Records from a data collection:
---

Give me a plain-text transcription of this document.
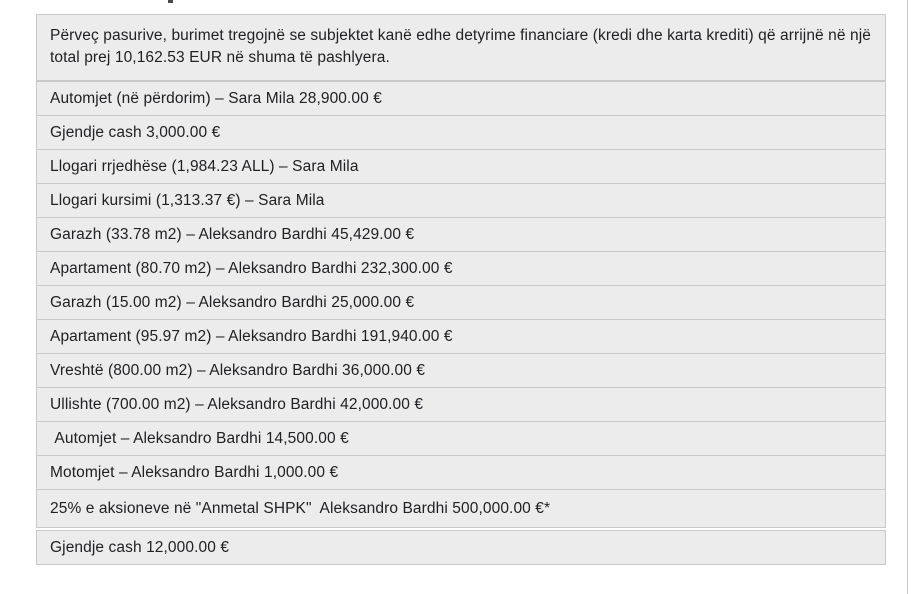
Përveç pasurive, burimet tregojnë se subjektet kanë edhe detyrime financiare (kredi dhe karta krediti) që arrijnë në një total prej 10,162.53 EUR në shuma të pashlyera.
Automjet (në përdorim) – Sara Mila 28,900.00 €
Gjendje cash 3,000.00 €
Llogari rrjedhëse (1,984.23 ALL) – Sara Mila
Llogari kursimi (1,313.37 €) – Sara Mila
Garazh (33.78 m2) – Aleksandro Bardhi 45,429.00 €
Apartament (80.70 m2) – Aleksandro Bardhi 232,300.00 €
Garazh (15.00 m2) – Aleksandro Bardhi 25,000.00 €
Apartament (95.97 m2) – Aleksandro Bardhi 191,940.00 €
Vreshtë (800.00 m2) – Aleksandro Bardhi 36,000.00 €
Ullishte (700.00 m2) – Aleksandro Bardhi 42,000.00 €
Automjet – Aleksandro Bardhi 14,500.00 €
Motomjet – Aleksandro Bardhi 1,000.00 €
25% e aksioneve në "Anmetal SHPK"  Aleksandro Bardhi 500,000.00 €*
Gjendje cash 12,000.00 €
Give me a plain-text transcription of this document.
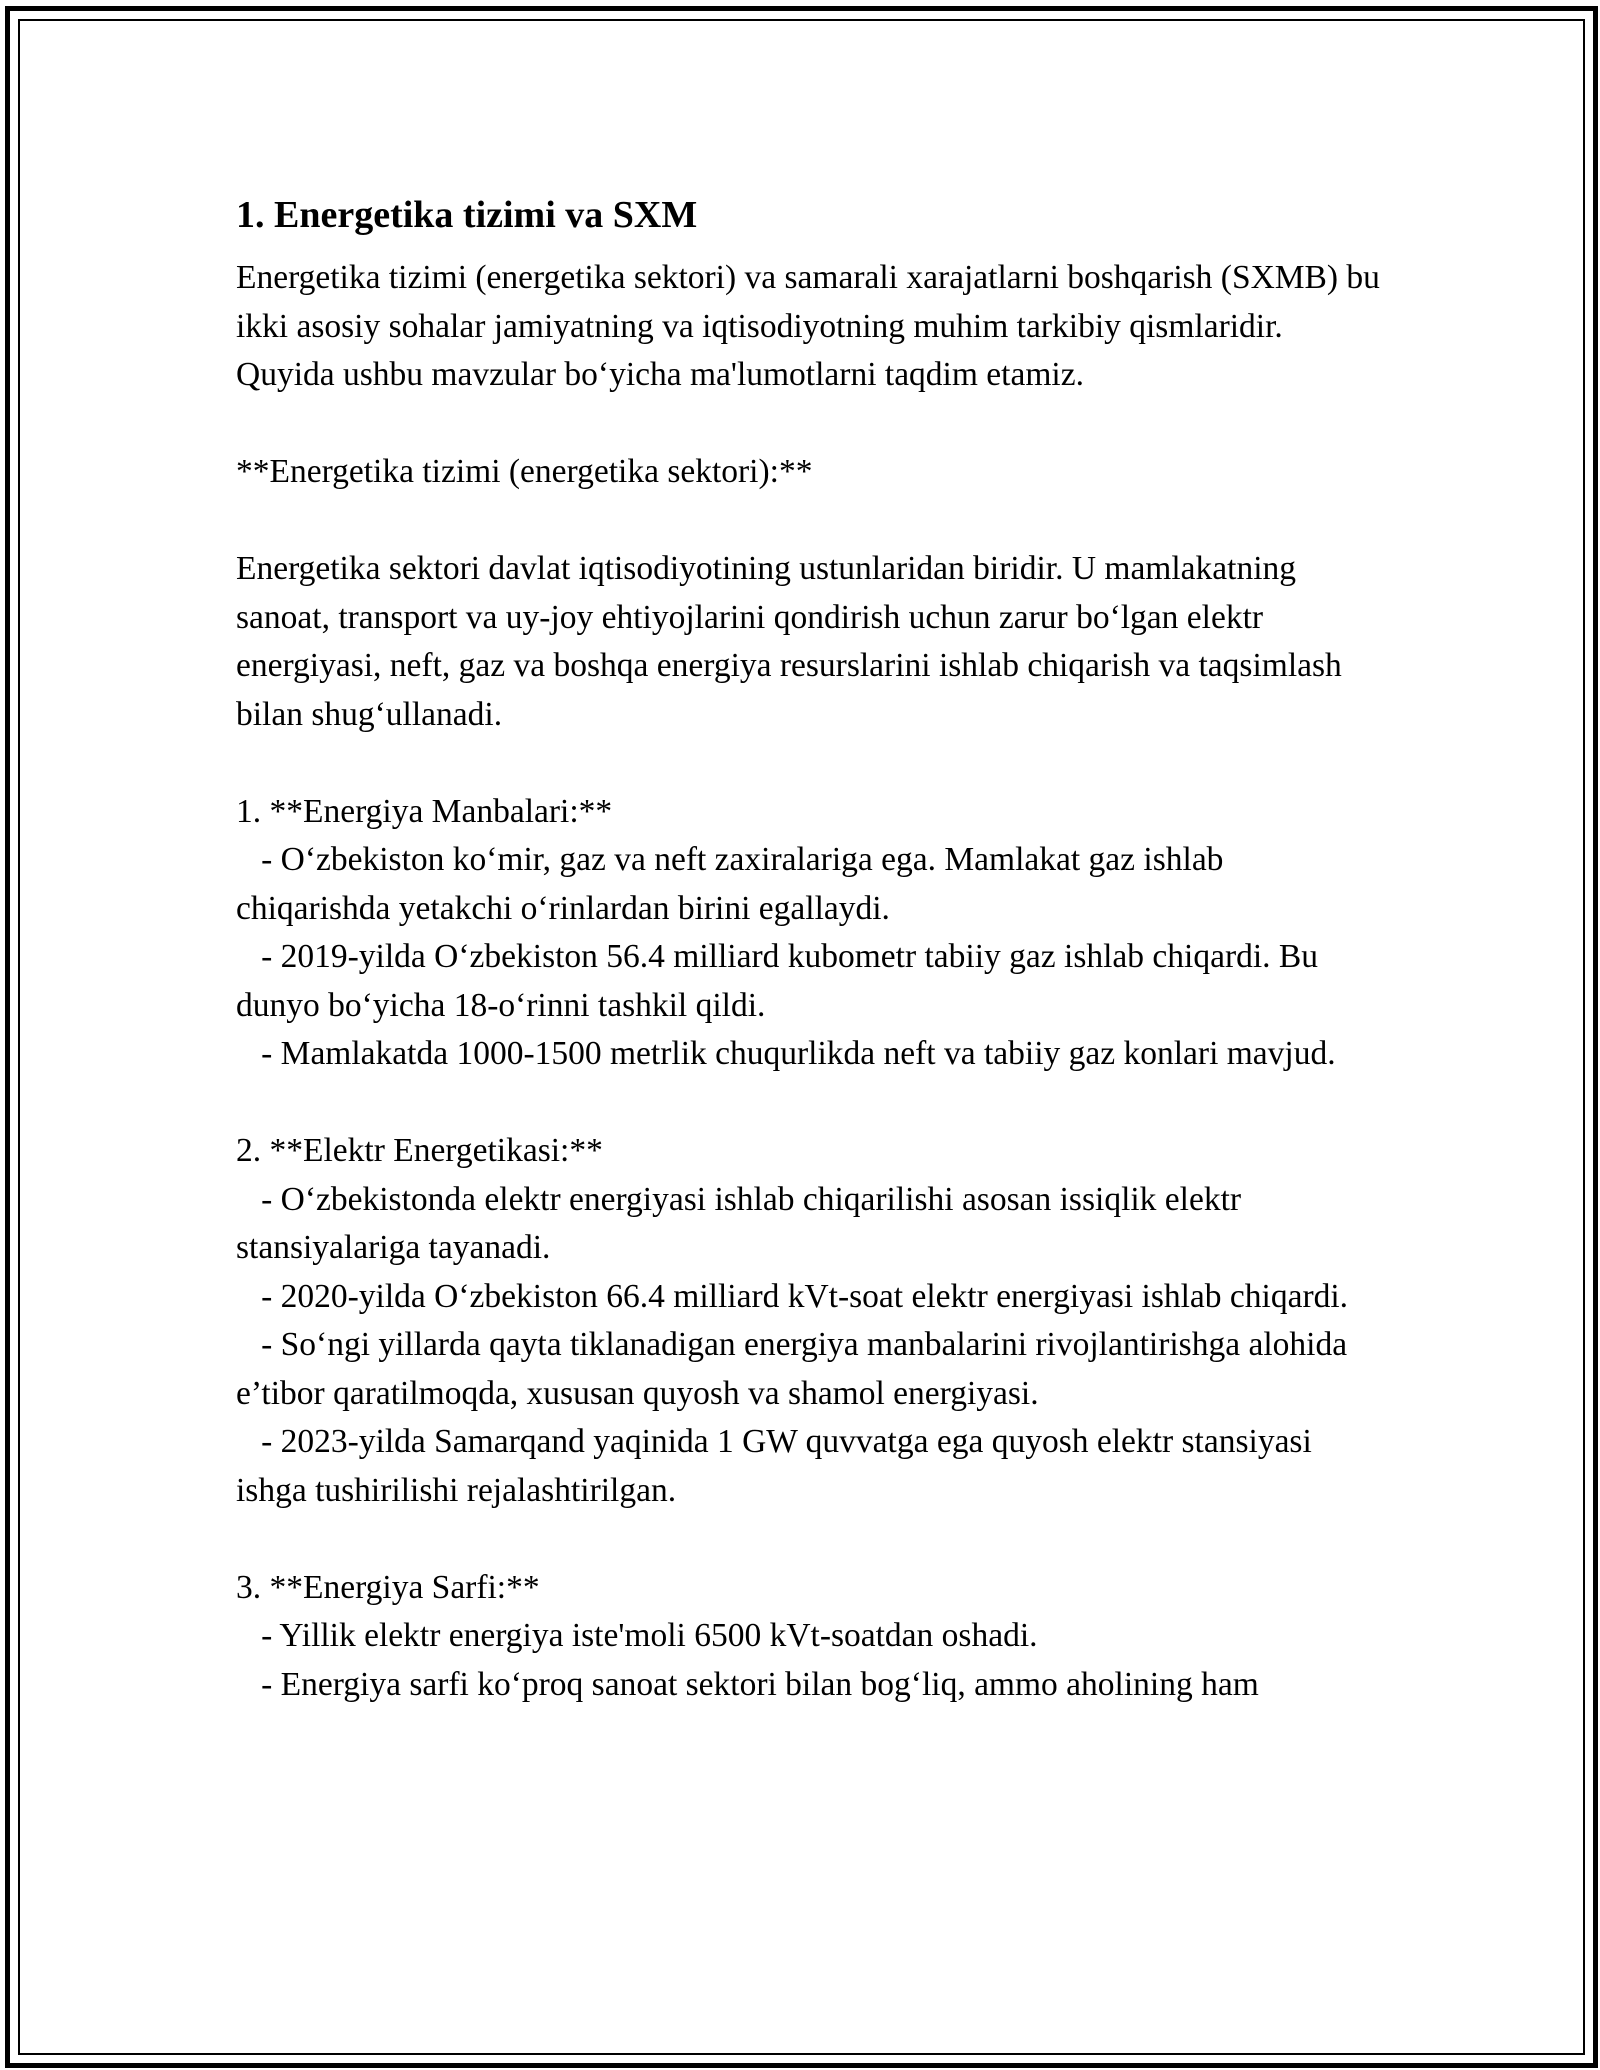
1. Energetika tizimi va SXM

Energetika tizimi (energetika sektori) va samarali xarajatlarni boshqarish (SXMB) bu ikki asosiy sohalar jamiyatning va iqtisodiyotning muhim tarkibiy qismlaridir. Quyida ushbu mavzular bo‘yicha ma'lumotlarni taqdim etamiz.

**Energetika tizimi (energetika sektori):**

Energetika sektori davlat iqtisodiyotining ustunlaridan biridir. U mamlakatning sanoat, transport va uy-joy ehtiyojlarini qondirish uchun zarur bo‘lgan elektr energiyasi, neft, gaz va boshqa energiya resurslarini ishlab chiqarish va taqsimlash bilan shug‘ullanadi.

1. **Energiya Manbalari:**

- O‘zbekiston ko‘mir, gaz va neft zaxiralariga ega. Mamlakat gaz ishlab chiqarishda yetakchi o‘rinlardan birini egallaydi.

- 2019-yilda O‘zbekiston 56.4 milliard kubometr tabiiy gaz ishlab chiqardi. Bu dunyo bo‘yicha 18-o‘rinni tashkil qildi.

- Mamlakatda 1000-1500 metrlik chuqurlikda neft va tabiiy gaz konlari mavjud.

2. **Elektr Energetikasi:**

- O‘zbekistonda elektr energiyasi ishlab chiqarilishi asosan issiqlik elektr stansiyalariga tayanadi.

- 2020-yilda O‘zbekiston 66.4 milliard kVt-soat elektr energiyasi ishlab chiqardi.

- So‘ngi yillarda qayta tiklanadigan energiya manbalarini rivojlantirishga alohida e’tibor qaratilmoqda, xususan quyosh va shamol energiyasi.

- 2023-yilda Samarqand yaqinida 1 GW quvvatga ega quyosh elektr stansiyasi ishga tushirilishi rejalashtirilgan.

3. **Energiya Sarfi:**

- Yillik elektr energiya iste'moli 6500 kVt-soatdan oshadi.

- Energiya sarfi ko‘proq sanoat sektori bilan bog‘liq, ammo aholining ham
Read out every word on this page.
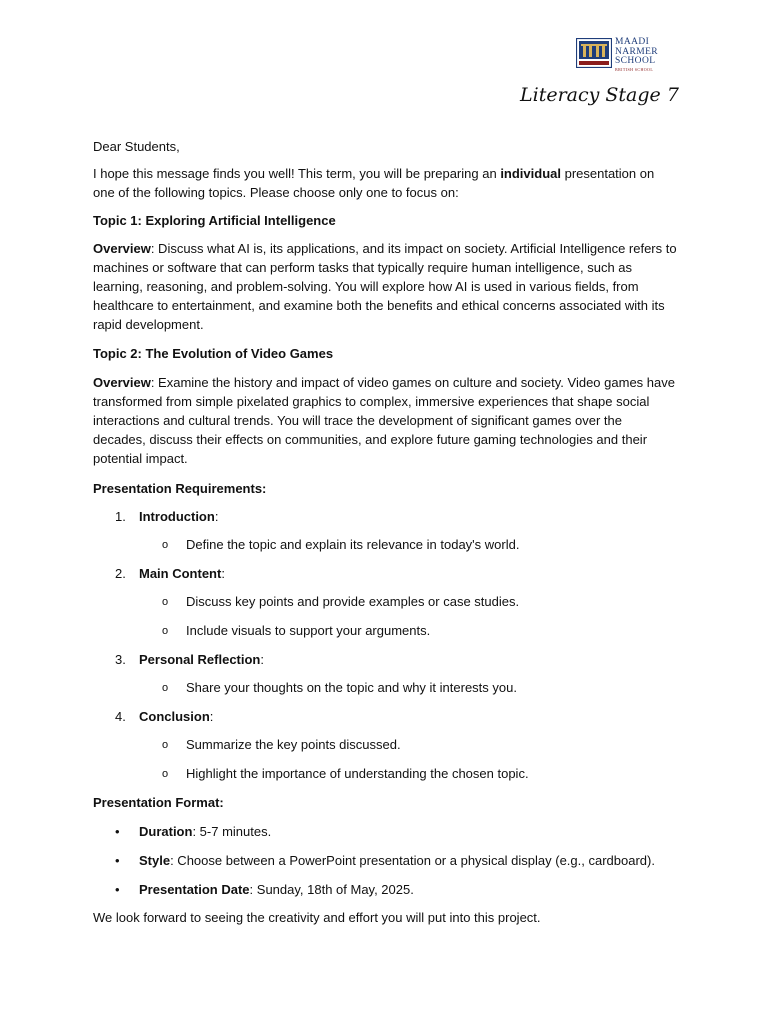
MAADI
NARMER
SCHOOL
BRITISH SCHOOL
Literacy Stage 7
Dear Students,
I hope this message finds you well! This term, you will be preparing an individual presentation on
one of the following topics. Please choose only one to focus on:
Topic 1: Exploring Artificial Intelligence
Overview: Discuss what AI is, its applications, and its impact on society. Artificial Intelligence refers to
machines or software that can perform tasks that typically require human intelligence, such as
learning, reasoning, and problem-solving. You will explore how AI is used in various fields, from
healthcare to entertainment, and examine both the benefits and ethical concerns associated with its
rapid development.
Topic 2: The Evolution of Video Games
Overview: Examine the history and impact of video games on culture and society. Video games have
transformed from simple pixelated graphics to complex, immersive experiences that shape social
interactions and cultural trends. You will trace the development of significant games over the
decades, discuss their effects on communities, and explore future gaming technologies and their
potential impact.
Presentation Requirements:
1. Introduction:
o Define the topic and explain its relevance in today's world.
2. Main Content:
o Discuss key points and provide examples or case studies.
o Include visuals to support your arguments.
3. Personal Reflection:
o Share your thoughts on the topic and why it interests you.
4. Conclusion:
o Summarize the key points discussed.
o Highlight the importance of understanding the chosen topic.
Presentation Format:
• Duration: 5-7 minutes.
• Style: Choose between a PowerPoint presentation or a physical display (e.g., cardboard).
• Presentation Date: Sunday, 18th of May, 2025.
We look forward to seeing the creativity and effort you will put into this project.
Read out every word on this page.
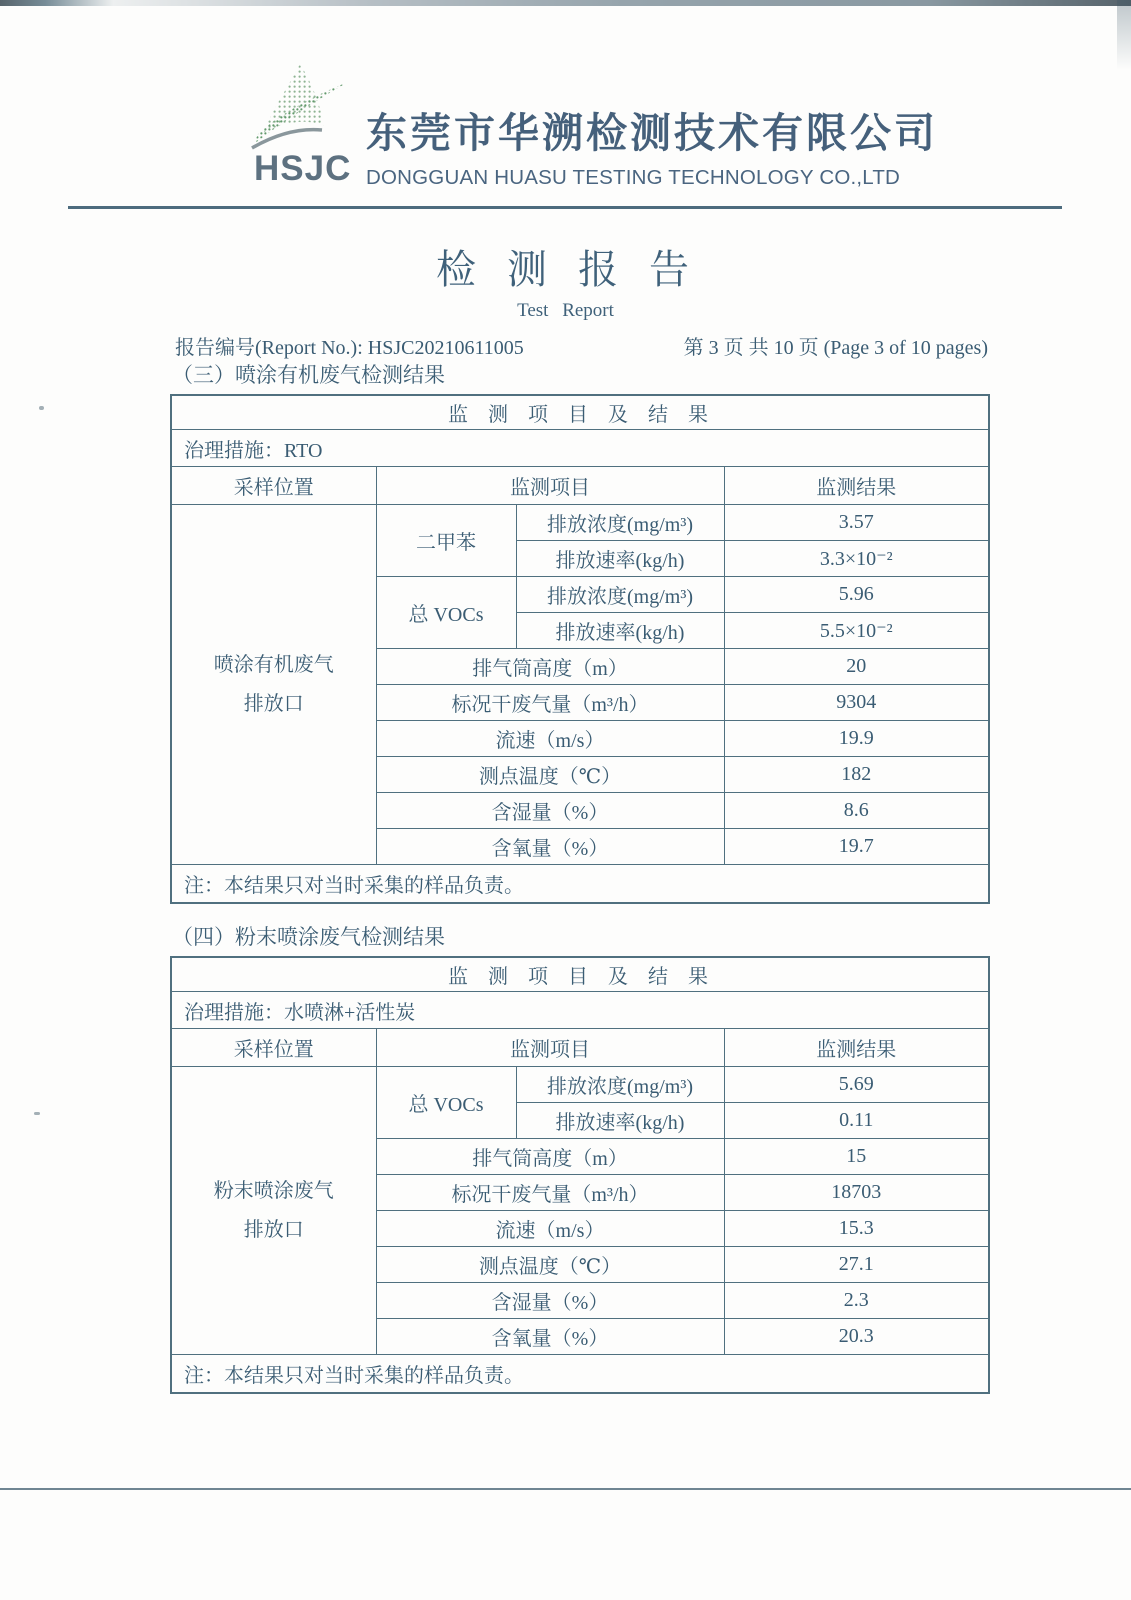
HSJC
东莞市华溯检测技术有限公司
DONGGUAN HUASU TESTING TECHNOLOGY CO.,LTD
检 测 报 告
Test Report
报告编号(Report No.): HSJC20210611005	第 3 页 共 10 页 (Page 3 of 10 pages)
（三）喷涂有机废气检测结果
监 测 项 目 及 结 果			
治理措施：RTO			
采样位置	监测项目		监测结果

喷涂有机废气
排放口	二甲苯	排放浓度(mg/m³)	3.57
		排放速率(kg/h)	3.3×10⁻²
	总 VOCs	排放浓度(mg/m³)	5.96
		排放速率(kg/h)	5.5×10⁻²
	排气筒高度（m）		20
	标况干废气量（m³/h）		9304
	流速（m/s）		19.9
	测点温度（℃）		182
	含湿量（%）		8.6
	含氧量（%）		19.7
注：本结果只对当时采集的样品负责。			
（四）粉末喷涂废气检测结果
监 测 项 目 及 结 果			
治理措施：水喷淋+活性炭			
采样位置	监测项目		监测结果

粉末喷涂废气
排放口	总 VOCs	排放浓度(mg/m³)	5.69
		排放速率(kg/h)	0.11
	排气筒高度（m）		15
	标况干废气量（m³/h）		18703
	流速（m/s）		15.3
	测点温度（℃）		27.1
	含湿量（%）		2.3
	含氧量（%）		20.3
注：本结果只对当时采集的样品负责。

---

Omit the pictures and reproduce the listing exactly.

Give me a plain-text transcription of this document.
Përveç pasurive, burimet tregojnë se subjektet kanë edhe detyrime financiare (kredi dhe karta krediti) që arrijnë në një total prej 10,162.53 EUR në shuma të pashlyera.
Automjet (në përdorim) – Sara Mila 28,900.00 €
Gjendje cash 3,000.00 €
Llogari rrjedhëse (1,984.23 ALL) – Sara Mila
Llogari kursimi (1,313.37 €) – Sara Mila
Garazh (33.78 m2) – Aleksandro Bardhi 45,429.00 €
Apartament (80.70 m2) – Aleksandro Bardhi 232,300.00 €
Garazh (15.00 m2) – Aleksandro Bardhi 25,000.00 €
Apartament (95.97 m2) – Aleksandro Bardhi 191,940.00 €
Vreshtë (800.00 m2) – Aleksandro Bardhi 36,000.00 €
Ullishte (700.00 m2) – Aleksandro Bardhi 42,000.00 €
Automjet – Aleksandro Bardhi 14,500.00 €
Motomjet – Aleksandro Bardhi 1,000.00 €
25% e aksioneve në "Anmetal SHPK"  Aleksandro Bardhi 500,000.00 €*
Gjendje cash 12,000.00 €
Give me a plain-text transcription of this document.
1. Energetika tizimi va SXM

Energetika tizimi (energetika sektori) va samarali xarajatlarni boshqarish (SXMB) bu ikki asosiy sohalar jamiyatning va iqtisodiyotning muhim tarkibiy qismlaridir. Quyida ushbu mavzular bo‘yicha ma'lumotlarni taqdim etamiz.

**Energetika tizimi (energetika sektori):**

Energetika sektori davlat iqtisodiyotining ustunlaridan biridir. U mamlakatning sanoat, transport va uy-joy ehtiyojlarini qondirish uchun zarur bo‘lgan elektr energiyasi, neft, gaz va boshqa energiya resurslarini ishlab chiqarish va taqsimlash bilan shug‘ullanadi.

1. **Energiya Manbalari:**

- O‘zbekiston ko‘mir, gaz va neft zaxiralariga ega. Mamlakat gaz ishlab chiqarishda yetakchi o‘rinlardan birini egallaydi.

- 2019-yilda O‘zbekiston 56.4 milliard kubometr tabiiy gaz ishlab chiqardi. Bu dunyo bo‘yicha 18-o‘rinni tashkil qildi.

- Mamlakatda 1000-1500 metrlik chuqurlikda neft va tabiiy gaz konlari mavjud.

2. **Elektr Energetikasi:**

- O‘zbekistonda elektr energiyasi ishlab chiqarilishi asosan issiqlik elektr stansiyalariga tayanadi.

- 2020-yilda O‘zbekiston 66.4 milliard kVt-soat elektr energiyasi ishlab chiqardi.

- So‘ngi yillarda qayta tiklanadigan energiya manbalarini rivojlantirishga alohida e’tibor qaratilmoqda, xususan quyosh va shamol energiyasi.

- 2023-yilda Samarqand yaqinida 1 GW quvvatga ega quyosh elektr stansiyasi ishga tushirilishi rejalashtirilgan.

3. **Energiya Sarfi:**

- Yillik elektr energiya iste'moli 6500 kVt-soatdan oshadi.

- Energiya sarfi ko‘proq sanoat sektori bilan bog‘liq, ammo aholining ham
Read out every word on this page.
MAADI
NARMER
SCHOOL
BRITISH SCHOOL
Literacy Stage 7
Dear Students,
I hope this message finds you well! This term, you will be preparing an individual presentation on
one of the following topics. Please choose only one to focus on:
Topic 1: Exploring Artificial Intelligence
Overview: Discuss what AI is, its applications, and its impact on society. Artificial Intelligence refers to
machines or software that can perform tasks that typically require human intelligence, such as
learning, reasoning, and problem-solving. You will explore how AI is used in various fields, from
healthcare to entertainment, and examine both the benefits and ethical concerns associated with its
rapid development.
Topic 2: The Evolution of Video Games
Overview: Examine the history and impact of video games on culture and society. Video games have
transformed from simple pixelated graphics to complex, immersive experiences that shape social
interactions and cultural trends. You will trace the development of significant games over the
decades, discuss their effects on communities, and explore future gaming technologies and their
potential impact.
Presentation Requirements:
1. Introduction:
o Define the topic and explain its relevance in today's world.
2. Main Content:
o Discuss key points and provide examples or case studies.
o Include visuals to support your arguments.
3. Personal Reflection:
o Share your thoughts on the topic and why it interests you.
4. Conclusion:
o Summarize the key points discussed.
o Highlight the importance of understanding the chosen topic.
Presentation Format:
• Duration: 5-7 minutes.
• Style: Choose between a PowerPoint presentation or a physical display (e.g., cardboard).
• Presentation Date: Sunday, 18th of May, 2025.
We look forward to seeing the creativity and effort you will put into this project.
Read out every word on this page.
HSJC
东莞市华溯检测技术有限公司
DONGGUAN HUASU TESTING TECHNOLOGY CO.,LTD
检 测 报 告
Test Report
报告编号(Report No.): HSJC20210611005	第 3 页 共 10 页 (Page 3 of 10 pages)
（三）喷涂有机废气检测结果
监 测 项 目 及 结 果			
治理措施：RTO			
采样位置	监测项目		监测结果

喷涂有机废气
排放口	二甲苯	排放浓度(mg/m³)	3.57
		排放速率(kg/h)	3.3×10⁻²
	总 VOCs	排放浓度(mg/m³)	5.96
		排放速率(kg/h)	5.5×10⁻²
	排气筒高度（m）		20
	标况干废气量（m³/h）		9304
	流速（m/s）		19.9
	测点温度（℃）		182
	含湿量（%）		8.6
	含氧量（%）		19.7
注：本结果只对当时采集的样品负责。			
（四）粉末喷涂废气检测结果
监 测 项 目 及 结 果			
治理措施：水喷淋+活性炭			
采样位置	监测项目		监测结果

粉末喷涂废气
排放口	总 VOCs	排放浓度(mg/m³)	5.69
		排放速率(kg/h)	0.11
	排气筒高度（m）		15
	标况干废气量（m³/h）		18703
	流速（m/s）		15.3
	测点温度（℃）		27.1
	含湿量（%）		2.3
	含氧量（%）		20.3
注：本结果只对当时采集的样品负责。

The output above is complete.